** start of GIVEN RECORDS **
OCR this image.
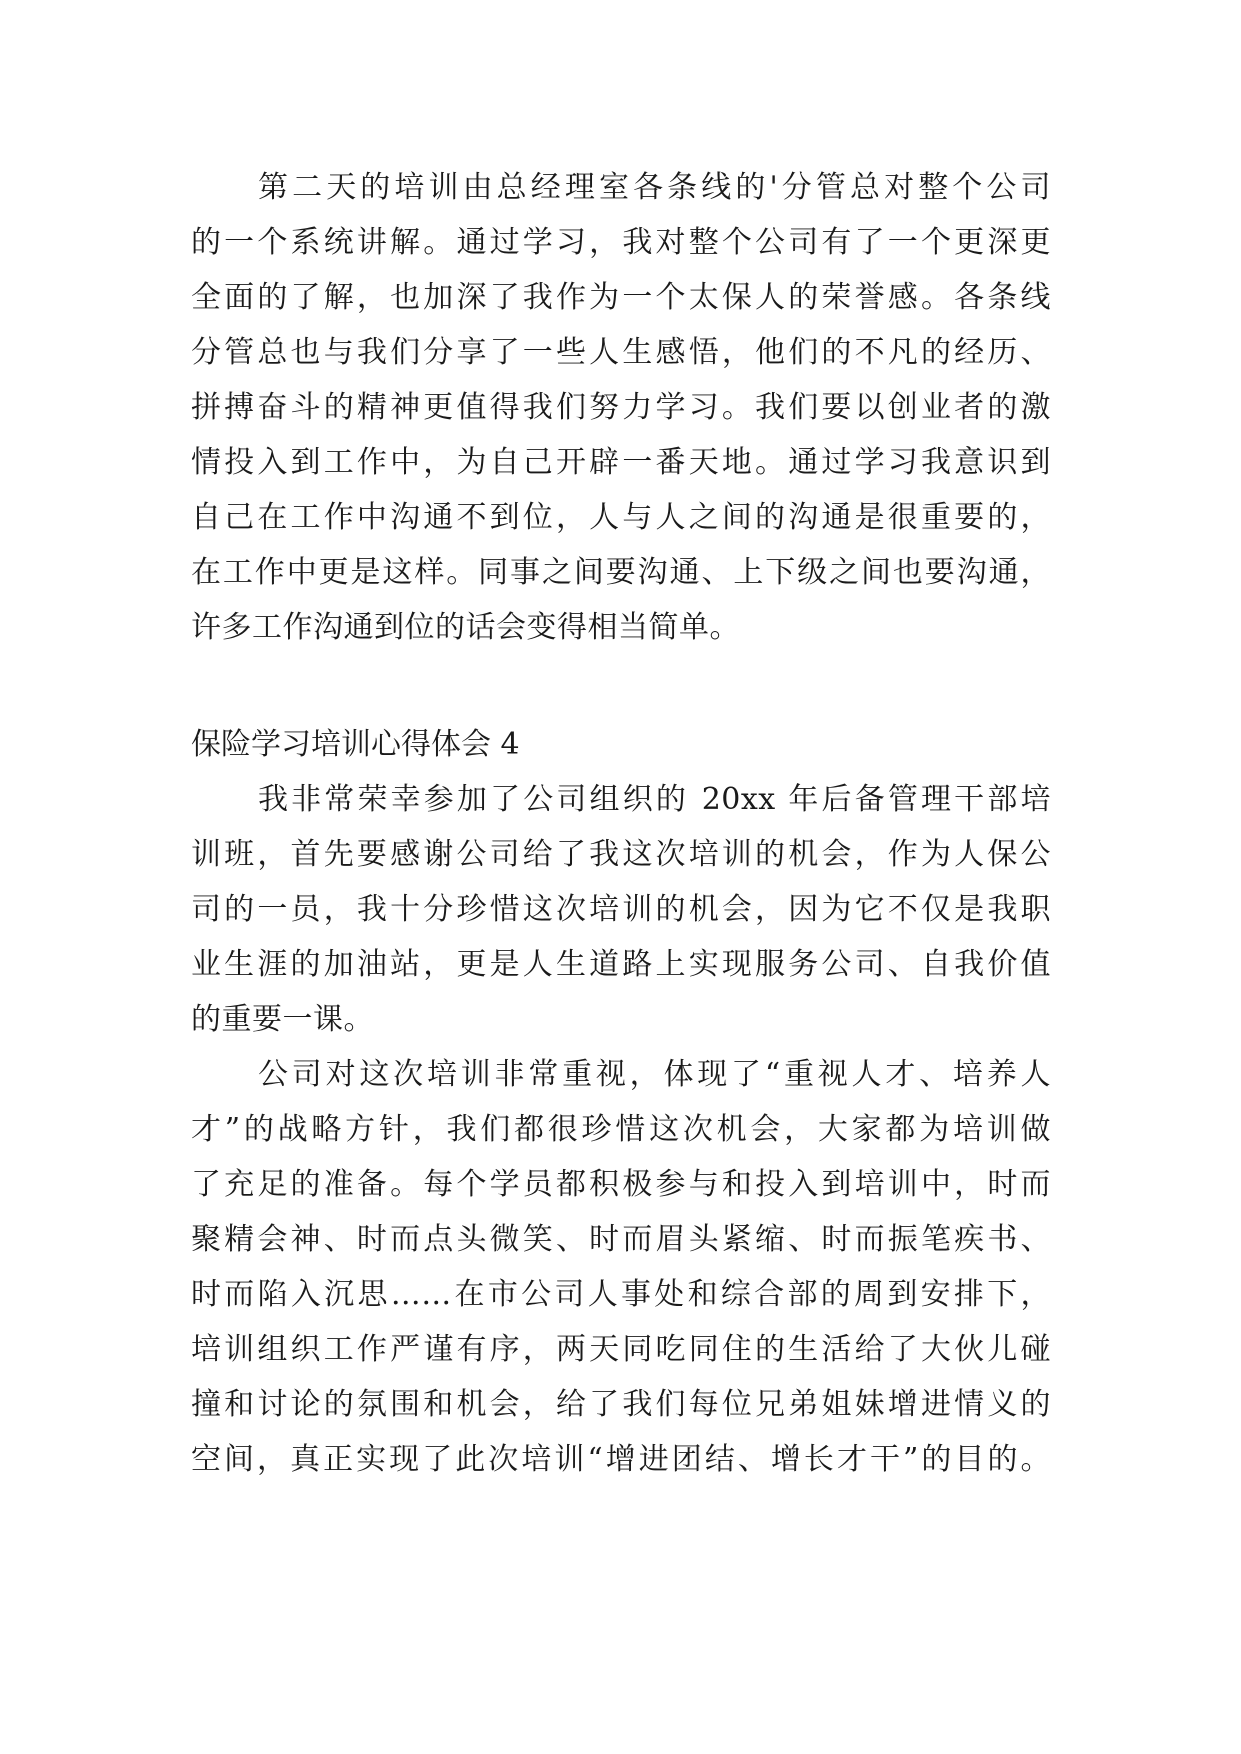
第二天的培训由总经理室各条线的'分管总对整个公司
的一个系统讲解。通过学习，我对整个公司有了一个更深更
全面的了解，也加深了我作为一个太保人的荣誉感。各条线
分管总也与我们分享了一些人生感悟，他们的不凡的经历、
拼搏奋斗的精神更值得我们努力学习。我们要以创业者的激
情投入到工作中，为自己开辟一番天地。通过学习我意识到
自己在工作中沟通不到位，人与人之间的沟通是很重要的，
在工作中更是这样。同事之间要沟通、上下级之间也要沟通，
许多工作沟通到位的话会变得相当简单。
保险学习培训心得体会 4
我非常荣幸参加了公司组织的 20xx 年后备管理干部培
训班，首先要感谢公司给了我这次培训的机会，作为人保公
司的一员，我十分珍惜这次培训的机会，因为它不仅是我职
业生涯的加油站，更是人生道路上实现服务公司、自我价值
的重要一课。
公司对这次培训非常重视，体现了“重视人才、培养人
才”的战略方针，我们都很珍惜这次机会，大家都为培训做
了充足的准备。每个学员都积极参与和投入到培训中，时而
聚精会神、时而点头微笑、时而眉头紧缩、时而振笔疾书、
时而陷入沉思……在市公司人事处和综合部的周到安排下，
培训组织工作严谨有序，两天同吃同住的生活给了大伙儿碰
撞和讨论的氛围和机会，给了我们每位兄弟姐妹增进情义的
空间，真正实现了此次培训“增进团结、增长才干”的目的。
** end of GIVEN RECORDS **
Your task is to transcribe all of the records precisely, with no images included.

OCR this image.
第二天的培训由总经理室各条线的'分管总对整个公司
的一个系统讲解。通过学习，我对整个公司有了一个更深更
全面的了解，也加深了我作为一个太保人的荣誉感。各条线
分管总也与我们分享了一些人生感悟，他们的不凡的经历、
拼搏奋斗的精神更值得我们努力学习。我们要以创业者的激
情投入到工作中，为自己开辟一番天地。通过学习我意识到
自己在工作中沟通不到位，人与人之间的沟通是很重要的，
在工作中更是这样。同事之间要沟通、上下级之间也要沟通，
许多工作沟通到位的话会变得相当简单。
保险学习培训心得体会 4
我非常荣幸参加了公司组织的 20xx 年后备管理干部培
训班，首先要感谢公司给了我这次培训的机会，作为人保公
司的一员，我十分珍惜这次培训的机会，因为它不仅是我职
业生涯的加油站，更是人生道路上实现服务公司、自我价值
的重要一课。
公司对这次培训非常重视，体现了“重视人才、培养人
才”的战略方针，我们都很珍惜这次机会，大家都为培训做
了充足的准备。每个学员都积极参与和投入到培训中，时而
聚精会神、时而点头微笑、时而眉头紧缩、时而振笔疾书、
时而陷入沉思……在市公司人事处和综合部的周到安排下，
培训组织工作严谨有序，两天同吃同住的生活给了大伙儿碰
撞和讨论的氛围和机会，给了我们每位兄弟姐妹增进情义的
空间，真正实现了此次培训“增进团结、增长才干”的目的。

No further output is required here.